WRITTEN PROBLEM: Repeat the material below exactly, line for line.

DATA:
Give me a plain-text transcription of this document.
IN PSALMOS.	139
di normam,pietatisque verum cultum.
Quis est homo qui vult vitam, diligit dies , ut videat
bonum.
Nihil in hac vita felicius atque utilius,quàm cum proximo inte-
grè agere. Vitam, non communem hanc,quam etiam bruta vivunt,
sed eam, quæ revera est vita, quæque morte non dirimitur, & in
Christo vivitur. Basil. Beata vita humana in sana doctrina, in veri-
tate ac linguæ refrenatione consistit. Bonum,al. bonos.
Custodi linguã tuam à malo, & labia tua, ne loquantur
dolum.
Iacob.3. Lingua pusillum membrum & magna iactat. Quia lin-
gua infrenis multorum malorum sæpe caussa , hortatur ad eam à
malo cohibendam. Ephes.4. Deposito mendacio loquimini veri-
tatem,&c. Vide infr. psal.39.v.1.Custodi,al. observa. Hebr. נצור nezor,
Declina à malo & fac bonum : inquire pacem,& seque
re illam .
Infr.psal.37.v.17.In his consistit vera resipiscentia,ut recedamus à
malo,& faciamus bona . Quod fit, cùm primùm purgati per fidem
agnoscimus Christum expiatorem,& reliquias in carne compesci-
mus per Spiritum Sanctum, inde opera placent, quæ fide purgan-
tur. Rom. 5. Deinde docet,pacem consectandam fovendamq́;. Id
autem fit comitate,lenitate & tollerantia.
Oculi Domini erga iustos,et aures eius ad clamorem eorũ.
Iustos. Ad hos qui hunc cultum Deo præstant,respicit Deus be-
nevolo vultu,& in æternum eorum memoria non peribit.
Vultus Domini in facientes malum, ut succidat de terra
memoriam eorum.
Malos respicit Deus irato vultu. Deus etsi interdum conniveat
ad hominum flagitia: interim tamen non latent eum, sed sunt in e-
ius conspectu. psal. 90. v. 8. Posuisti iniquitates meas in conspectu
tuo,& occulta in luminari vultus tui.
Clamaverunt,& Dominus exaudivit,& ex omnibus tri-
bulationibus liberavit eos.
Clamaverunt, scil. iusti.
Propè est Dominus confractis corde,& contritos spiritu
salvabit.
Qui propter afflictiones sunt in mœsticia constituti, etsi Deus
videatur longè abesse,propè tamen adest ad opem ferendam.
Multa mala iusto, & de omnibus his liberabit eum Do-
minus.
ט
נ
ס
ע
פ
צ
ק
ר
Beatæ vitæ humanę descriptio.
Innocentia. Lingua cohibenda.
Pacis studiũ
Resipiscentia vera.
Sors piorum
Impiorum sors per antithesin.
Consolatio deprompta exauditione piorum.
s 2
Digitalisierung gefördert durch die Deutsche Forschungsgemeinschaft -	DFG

EXPECTED ANSWER:
Give me a plain-text transcription of this document.
IN PSALMOS.	139
di normam,pietatisque verum cultum.
Quis est homo qui vult vitam, diligit dies , ut videat
bonum.
Nihil in hac vita felicius atque utilius,quàm cum proximo inte-
grè agere. Vitam, non communem hanc,quam etiam bruta vivunt,
sed eam, quæ revera est vita, quæque morte non dirimitur, & in
Christo vivitur. Basil. Beata vita humana in sana doctrina, in veri-
tate ac linguæ refrenatione consistit. Bonum,al. bonos.
Custodi linguã tuam à malo, & labia tua, ne loquantur
dolum.
Iacob.3. Lingua pusillum membrum & magna iactat. Quia lin-
gua infrenis multorum malorum sæpe caussa , hortatur ad eam à
malo cohibendam. Ephes.4. Deposito mendacio loquimini veri-
tatem,&c. Vide infr. psal.39.v.1.Custodi,al. observa. Hebr. נצור nezor,
Declina à malo & fac bonum : inquire pacem,& seque
re illam .
Infr.psal.37.v.17.In his consistit vera resipiscentia,ut recedamus à
malo,& faciamus bona . Quod fit, cùm primùm purgati per fidem
agnoscimus Christum expiatorem,& reliquias in carne compesci-
mus per Spiritum Sanctum, inde opera placent, quæ fide purgan-
tur. Rom. 5. Deinde docet,pacem consectandam fovendamq́;. Id
autem fit comitate,lenitate & tollerantia.
Oculi Domini erga iustos,et aures eius ad clamorem eorũ.
Iustos. Ad hos qui hunc cultum Deo præstant,respicit Deus be-
nevolo vultu,& in æternum eorum memoria non peribit.
Vultus Domini in facientes malum, ut succidat de terra
memoriam eorum.
Malos respicit Deus irato vultu. Deus etsi interdum conniveat
ad hominum flagitia: interim tamen non latent eum, sed sunt in e-
ius conspectu. psal. 90. v. 8. Posuisti iniquitates meas in conspectu
tuo,& occulta in luminari vultus tui.
Clamaverunt,& Dominus exaudivit,& ex omnibus tri-
bulationibus liberavit eos.
Clamaverunt, scil. iusti.
Propè est Dominus confractis corde,& contritos spiritu
salvabit.
Qui propter afflictiones sunt in mœsticia constituti, etsi Deus
videatur longè abesse,propè tamen adest ad opem ferendam.
Multa mala iusto, & de omnibus his liberabit eum Do-
minus.
ט
נ
ס
ע
פ
צ
ק
ר
Beatæ vitæ humanę descriptio.
Innocentia. Lingua cohibenda.
Pacis studiũ
Resipiscentia vera.
Sors piorum
Impiorum sors per antithesin.
Consolatio deprompta exauditione piorum.
s 2
Digitalisierung gefördert durch die Deutsche Forschungsgemeinschaft -	DFG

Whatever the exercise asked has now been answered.